--- start Record excerpts ---

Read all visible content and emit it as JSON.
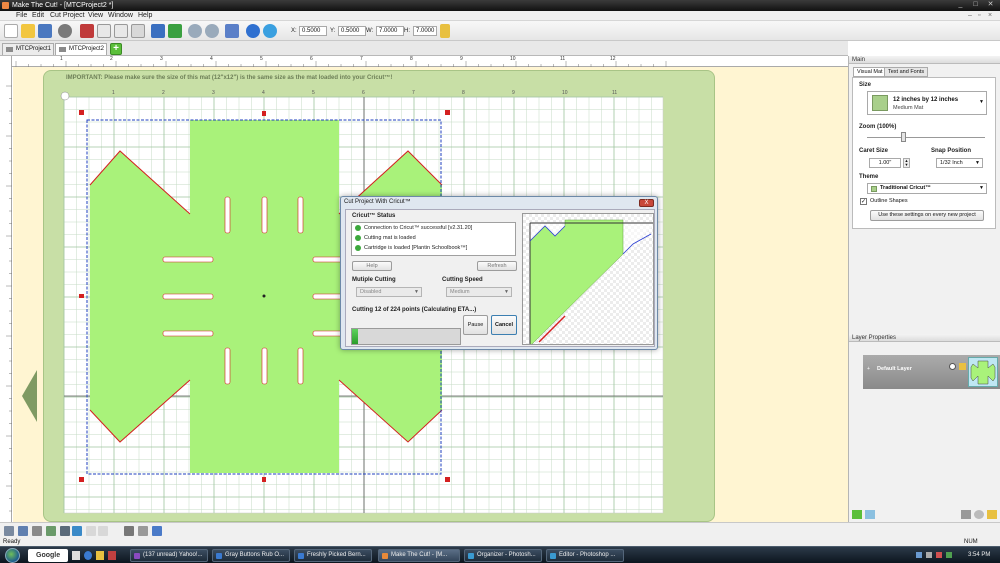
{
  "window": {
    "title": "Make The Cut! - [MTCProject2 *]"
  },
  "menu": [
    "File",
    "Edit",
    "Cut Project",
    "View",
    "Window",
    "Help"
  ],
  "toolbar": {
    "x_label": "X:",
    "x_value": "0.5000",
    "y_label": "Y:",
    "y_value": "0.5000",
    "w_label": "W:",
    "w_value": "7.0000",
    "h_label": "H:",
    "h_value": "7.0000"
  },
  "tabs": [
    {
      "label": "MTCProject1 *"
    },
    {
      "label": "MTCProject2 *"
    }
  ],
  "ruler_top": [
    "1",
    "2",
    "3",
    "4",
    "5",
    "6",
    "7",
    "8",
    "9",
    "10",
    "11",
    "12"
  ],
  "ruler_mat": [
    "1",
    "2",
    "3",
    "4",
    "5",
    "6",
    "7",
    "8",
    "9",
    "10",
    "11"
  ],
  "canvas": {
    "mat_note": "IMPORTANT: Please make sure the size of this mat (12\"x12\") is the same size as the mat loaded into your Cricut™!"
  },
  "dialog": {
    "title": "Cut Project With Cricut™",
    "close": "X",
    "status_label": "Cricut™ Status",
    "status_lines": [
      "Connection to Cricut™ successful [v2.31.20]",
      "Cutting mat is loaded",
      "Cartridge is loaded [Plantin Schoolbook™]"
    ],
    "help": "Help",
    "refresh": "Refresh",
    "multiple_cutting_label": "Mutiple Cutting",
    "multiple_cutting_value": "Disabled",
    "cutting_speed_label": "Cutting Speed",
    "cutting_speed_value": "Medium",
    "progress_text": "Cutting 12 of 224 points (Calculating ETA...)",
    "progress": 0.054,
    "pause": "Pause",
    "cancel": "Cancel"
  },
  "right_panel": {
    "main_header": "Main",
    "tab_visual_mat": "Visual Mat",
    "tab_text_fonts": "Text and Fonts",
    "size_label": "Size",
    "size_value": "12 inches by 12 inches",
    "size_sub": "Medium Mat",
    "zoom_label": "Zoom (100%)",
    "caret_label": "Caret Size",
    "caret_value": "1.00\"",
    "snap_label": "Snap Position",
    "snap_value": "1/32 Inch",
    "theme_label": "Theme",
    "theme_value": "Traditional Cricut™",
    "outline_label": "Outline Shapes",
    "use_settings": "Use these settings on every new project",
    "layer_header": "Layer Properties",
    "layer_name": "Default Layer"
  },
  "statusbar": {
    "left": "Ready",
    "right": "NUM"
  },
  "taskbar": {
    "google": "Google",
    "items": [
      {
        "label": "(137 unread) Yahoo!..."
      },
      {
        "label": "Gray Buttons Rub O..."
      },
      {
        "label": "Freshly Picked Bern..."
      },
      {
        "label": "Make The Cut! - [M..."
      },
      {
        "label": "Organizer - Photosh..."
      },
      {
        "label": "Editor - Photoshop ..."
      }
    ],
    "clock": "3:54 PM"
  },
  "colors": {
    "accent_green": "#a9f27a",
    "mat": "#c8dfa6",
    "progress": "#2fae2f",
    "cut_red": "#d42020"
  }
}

--- end Record excerpts ---
--- start Record excerpts ---

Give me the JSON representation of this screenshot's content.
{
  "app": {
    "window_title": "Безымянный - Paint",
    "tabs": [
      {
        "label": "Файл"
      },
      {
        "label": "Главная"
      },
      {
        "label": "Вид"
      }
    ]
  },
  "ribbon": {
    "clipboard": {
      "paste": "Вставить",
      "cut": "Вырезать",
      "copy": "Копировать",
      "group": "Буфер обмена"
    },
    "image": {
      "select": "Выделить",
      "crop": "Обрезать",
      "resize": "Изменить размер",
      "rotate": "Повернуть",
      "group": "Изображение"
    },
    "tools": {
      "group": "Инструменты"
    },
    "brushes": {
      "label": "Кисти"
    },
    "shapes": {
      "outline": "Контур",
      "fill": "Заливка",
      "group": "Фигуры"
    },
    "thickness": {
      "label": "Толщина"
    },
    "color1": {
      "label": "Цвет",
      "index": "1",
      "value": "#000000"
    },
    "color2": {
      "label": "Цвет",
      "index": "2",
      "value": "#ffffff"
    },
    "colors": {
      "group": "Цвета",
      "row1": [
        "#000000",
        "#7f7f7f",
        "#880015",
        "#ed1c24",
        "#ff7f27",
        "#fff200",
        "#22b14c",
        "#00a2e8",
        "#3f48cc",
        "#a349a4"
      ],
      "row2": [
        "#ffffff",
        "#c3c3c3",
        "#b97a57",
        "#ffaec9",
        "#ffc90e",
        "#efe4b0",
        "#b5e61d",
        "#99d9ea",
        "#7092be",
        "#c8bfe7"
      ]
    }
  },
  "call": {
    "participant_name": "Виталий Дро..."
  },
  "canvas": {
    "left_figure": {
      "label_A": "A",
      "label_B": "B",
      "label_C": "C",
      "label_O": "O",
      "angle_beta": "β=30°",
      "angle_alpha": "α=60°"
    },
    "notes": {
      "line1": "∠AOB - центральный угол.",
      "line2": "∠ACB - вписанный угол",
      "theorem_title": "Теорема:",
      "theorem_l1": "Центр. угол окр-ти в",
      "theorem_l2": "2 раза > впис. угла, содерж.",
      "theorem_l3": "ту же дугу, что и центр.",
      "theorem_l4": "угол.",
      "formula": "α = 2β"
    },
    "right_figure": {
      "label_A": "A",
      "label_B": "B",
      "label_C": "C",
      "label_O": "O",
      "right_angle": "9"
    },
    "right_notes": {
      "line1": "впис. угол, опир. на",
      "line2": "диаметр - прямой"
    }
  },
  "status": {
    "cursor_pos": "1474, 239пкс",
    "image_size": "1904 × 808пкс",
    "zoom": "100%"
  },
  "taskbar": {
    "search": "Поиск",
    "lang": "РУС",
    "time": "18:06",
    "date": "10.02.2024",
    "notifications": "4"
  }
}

--- end Record excerpts ---

> Stated goal:
Scan the listing above for the word "this" and show each line where it is found.

> Exercise answer:
    "mat_note": "IMPORTANT: Please make sure the size of this mat (12\"x12\") is the same size as the mat loaded into your Cricut™!"
Give me the JSON representation of this screenshot's content.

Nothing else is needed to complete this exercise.